## Instructions for the task
Rewrite every line of the records below as a numbered list, skipping any blank lines and omitting the pictures.
________
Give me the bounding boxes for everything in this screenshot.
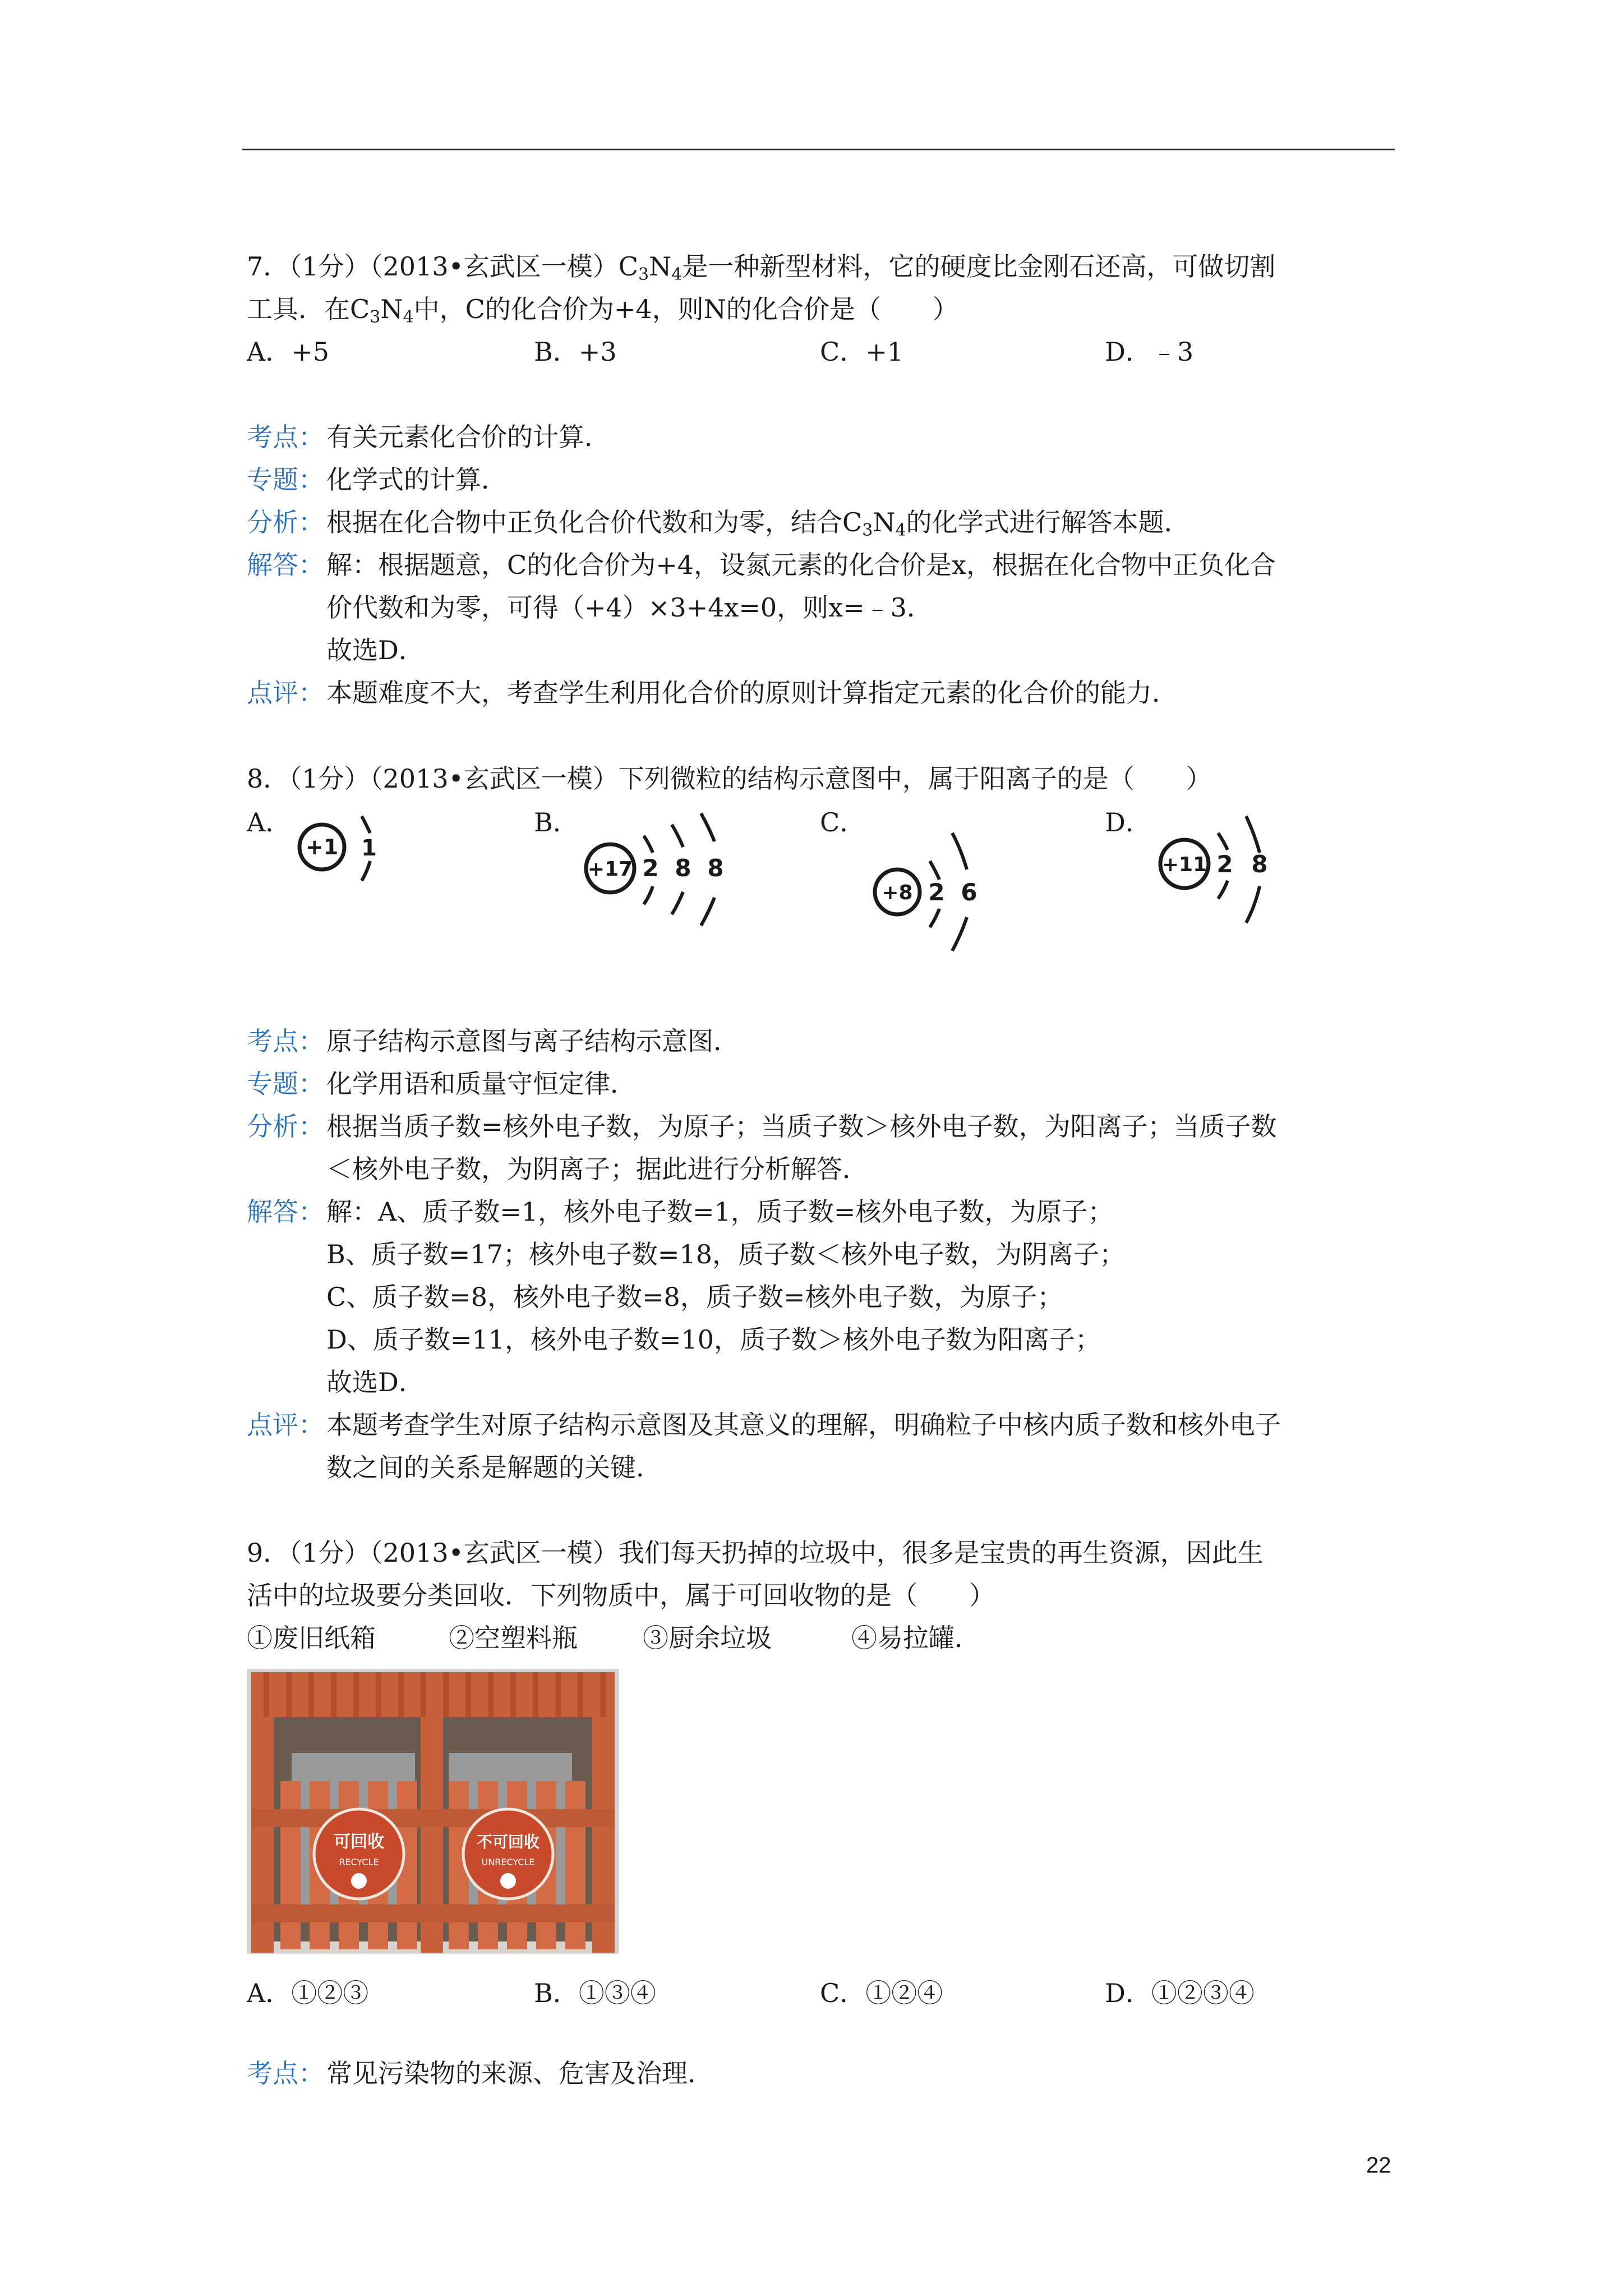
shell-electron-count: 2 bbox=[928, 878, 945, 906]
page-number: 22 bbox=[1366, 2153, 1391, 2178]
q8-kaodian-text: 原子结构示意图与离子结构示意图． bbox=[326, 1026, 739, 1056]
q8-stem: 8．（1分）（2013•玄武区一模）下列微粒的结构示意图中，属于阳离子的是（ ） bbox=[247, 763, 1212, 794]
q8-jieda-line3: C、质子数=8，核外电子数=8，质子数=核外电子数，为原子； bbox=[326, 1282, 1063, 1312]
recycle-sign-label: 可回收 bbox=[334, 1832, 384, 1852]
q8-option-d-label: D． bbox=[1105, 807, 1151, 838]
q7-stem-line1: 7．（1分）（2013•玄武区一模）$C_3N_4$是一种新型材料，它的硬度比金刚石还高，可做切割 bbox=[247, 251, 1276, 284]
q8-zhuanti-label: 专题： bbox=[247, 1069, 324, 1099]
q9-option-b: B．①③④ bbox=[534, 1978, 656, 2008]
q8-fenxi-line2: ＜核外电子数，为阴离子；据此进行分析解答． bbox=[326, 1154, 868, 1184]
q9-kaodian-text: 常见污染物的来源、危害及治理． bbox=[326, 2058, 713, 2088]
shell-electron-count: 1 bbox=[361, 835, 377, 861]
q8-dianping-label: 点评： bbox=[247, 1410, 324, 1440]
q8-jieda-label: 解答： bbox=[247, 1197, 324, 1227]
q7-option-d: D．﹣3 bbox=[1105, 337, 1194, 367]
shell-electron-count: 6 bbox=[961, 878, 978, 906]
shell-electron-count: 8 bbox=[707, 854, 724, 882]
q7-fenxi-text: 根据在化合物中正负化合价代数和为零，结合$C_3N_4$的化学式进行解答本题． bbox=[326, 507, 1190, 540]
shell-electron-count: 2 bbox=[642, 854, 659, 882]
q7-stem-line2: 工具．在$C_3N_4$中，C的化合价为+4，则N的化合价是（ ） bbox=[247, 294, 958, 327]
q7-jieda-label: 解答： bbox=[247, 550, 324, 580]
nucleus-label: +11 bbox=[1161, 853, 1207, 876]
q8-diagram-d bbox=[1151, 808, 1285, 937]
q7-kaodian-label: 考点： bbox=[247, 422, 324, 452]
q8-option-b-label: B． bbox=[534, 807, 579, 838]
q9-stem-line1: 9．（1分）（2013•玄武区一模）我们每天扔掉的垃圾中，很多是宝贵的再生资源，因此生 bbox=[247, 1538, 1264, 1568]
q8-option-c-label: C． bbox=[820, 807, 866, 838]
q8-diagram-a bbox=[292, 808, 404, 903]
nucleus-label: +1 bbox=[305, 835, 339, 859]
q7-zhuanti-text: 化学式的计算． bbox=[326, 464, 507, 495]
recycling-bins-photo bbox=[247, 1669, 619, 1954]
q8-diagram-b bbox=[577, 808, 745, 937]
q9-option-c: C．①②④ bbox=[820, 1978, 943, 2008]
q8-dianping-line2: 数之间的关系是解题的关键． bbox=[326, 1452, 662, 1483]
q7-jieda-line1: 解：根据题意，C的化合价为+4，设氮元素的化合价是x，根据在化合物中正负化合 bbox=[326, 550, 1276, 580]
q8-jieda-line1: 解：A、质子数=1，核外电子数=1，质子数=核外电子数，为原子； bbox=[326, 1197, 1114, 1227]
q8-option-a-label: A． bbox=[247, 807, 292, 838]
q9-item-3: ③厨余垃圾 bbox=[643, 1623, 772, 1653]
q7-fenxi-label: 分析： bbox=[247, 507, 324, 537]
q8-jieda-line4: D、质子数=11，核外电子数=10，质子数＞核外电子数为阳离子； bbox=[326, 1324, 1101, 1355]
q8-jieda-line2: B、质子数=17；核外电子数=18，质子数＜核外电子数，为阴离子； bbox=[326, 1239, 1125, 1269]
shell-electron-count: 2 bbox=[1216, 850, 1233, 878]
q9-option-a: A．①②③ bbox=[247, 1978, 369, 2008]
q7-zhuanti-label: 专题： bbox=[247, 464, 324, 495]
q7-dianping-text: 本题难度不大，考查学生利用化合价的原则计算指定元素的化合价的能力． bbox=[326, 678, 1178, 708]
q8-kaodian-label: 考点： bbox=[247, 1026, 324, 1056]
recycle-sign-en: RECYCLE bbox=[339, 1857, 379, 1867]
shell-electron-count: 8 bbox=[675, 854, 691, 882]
________
## Answer to the task
1. Give me the bounding boxes for everything in this screenshot.
2. shell-electron-count: 2 bbox=[928, 878, 945, 906]
3. page-number: 22 bbox=[1366, 2153, 1391, 2178]
4. q8-kaodian-text: 原子结构示意图与离子结构示意图． bbox=[326, 1026, 739, 1056]
5. q8-stem: 8．（1分）（2013•玄武区一模）下列微粒的结构示意图中，属于阳离子的是（ ） bbox=[247, 763, 1212, 794]
6. q8-jieda-line3: C、质子数=8，核外电子数=8，质子数=核外电子数，为原子； bbox=[326, 1282, 1063, 1312]
7. recycle-sign-label: 可回收 bbox=[334, 1832, 384, 1852]
8. q8-option-d-label: D． bbox=[1105, 807, 1151, 838]
9. q7-stem-line1: 7．（1分）（2013•玄武区一模）$C_3N_4$是一种新型材料，它的硬度比金刚石还高，可做切割 bbox=[247, 251, 1276, 284]
10. q8-zhuanti-label: 专题： bbox=[247, 1069, 324, 1099]
11. q9-option-b: B．①③④ bbox=[534, 1978, 656, 2008]
12. q8-fenxi-line2: ＜核外电子数，为阴离子；据此进行分析解答． bbox=[326, 1154, 868, 1184]
13. q9-kaodian-text: 常见污染物的来源、危害及治理． bbox=[326, 2058, 713, 2088]
14. shell-electron-count: 1 bbox=[361, 835, 377, 861]
15. q8-dianping-label: 点评： bbox=[247, 1410, 324, 1440]
16. q8-jieda-label: 解答： bbox=[247, 1197, 324, 1227]
17. q7-option-d: D．﹣3 bbox=[1105, 337, 1194, 367]
18. shell-electron-count: 6 bbox=[961, 878, 978, 906]
19. shell-electron-count: 8 bbox=[707, 854, 724, 882]
20. q7-fenxi-text: 根据在化合物中正负化合价代数和为零，结合$C_3N_4$的化学式进行解答本题． bbox=[326, 507, 1190, 540]
21. shell-electron-count: 2 bbox=[642, 854, 659, 882]
22. q7-stem-line2: 工具．在$C_3N_4$中，C的化合价为+4，则N的化合价是（ ） bbox=[247, 294, 958, 327]
23. q7-jieda-label: 解答： bbox=[247, 550, 324, 580]
24. nucleus-label: +11 bbox=[1161, 853, 1207, 876]
25. q8-diagram-d bbox=[1151, 808, 1285, 937]
26. q7-kaodian-label: 考点： bbox=[247, 422, 324, 452]
27. q8-option-b-label: B． bbox=[534, 807, 579, 838]
28. q9-stem-line1: 9．（1分）（2013•玄武区一模）我们每天扔掉的垃圾中，很多是宝贵的再生资源，因此生 bbox=[247, 1538, 1264, 1568]
29. q8-option-c-label: C． bbox=[820, 807, 866, 838]
30. q8-diagram-a bbox=[292, 808, 404, 903]
31. nucleus-label: +1 bbox=[305, 835, 339, 859]
32. q7-zhuanti-text: 化学式的计算． bbox=[326, 464, 507, 495]
33. recycling-bins-photo bbox=[247, 1669, 619, 1954]
34. q8-diagram-b bbox=[577, 808, 745, 937]
35. q9-option-c: C．①②④ bbox=[820, 1978, 943, 2008]
36. q8-dianping-line2: 数之间的关系是解题的关键． bbox=[326, 1452, 662, 1483]
37. q7-jieda-line1: 解：根据题意，C的化合价为+4，设氮元素的化合价是x，根据在化合物中正负化合 bbox=[326, 550, 1276, 580]
38. q8-jieda-line1: 解：A、质子数=1，核外电子数=1，质子数=核外电子数，为原子； bbox=[326, 1197, 1114, 1227]
39. q8-option-a-label: A． bbox=[247, 807, 292, 838]
40. q9-item-3: ③厨余垃圾 bbox=[643, 1623, 772, 1653]
41. q7-fenxi-label: 分析： bbox=[247, 507, 324, 537]
42. q8-jieda-line4: D、质子数=11，核外电子数=10，质子数＞核外电子数为阳离子； bbox=[326, 1324, 1101, 1355]
43. q8-jieda-line2: B、质子数=17；核外电子数=18，质子数＜核外电子数，为阴离子； bbox=[326, 1239, 1125, 1269]
44. shell-electron-count: 2 bbox=[1216, 850, 1233, 878]
45. q9-option-a: A．①②③ bbox=[247, 1978, 369, 2008]
46. q7-zhuanti-label: 专题： bbox=[247, 464, 324, 495]
47. q7-dianping-text: 本题难度不大，考查学生利用化合价的原则计算指定元素的化合价的能力． bbox=[326, 678, 1178, 708]
48. q8-kaodian-label: 考点： bbox=[247, 1026, 324, 1056]
49. recycle-sign-en: RECYCLE bbox=[339, 1857, 379, 1867]
50. shell-electron-count: 8 bbox=[675, 854, 691, 882]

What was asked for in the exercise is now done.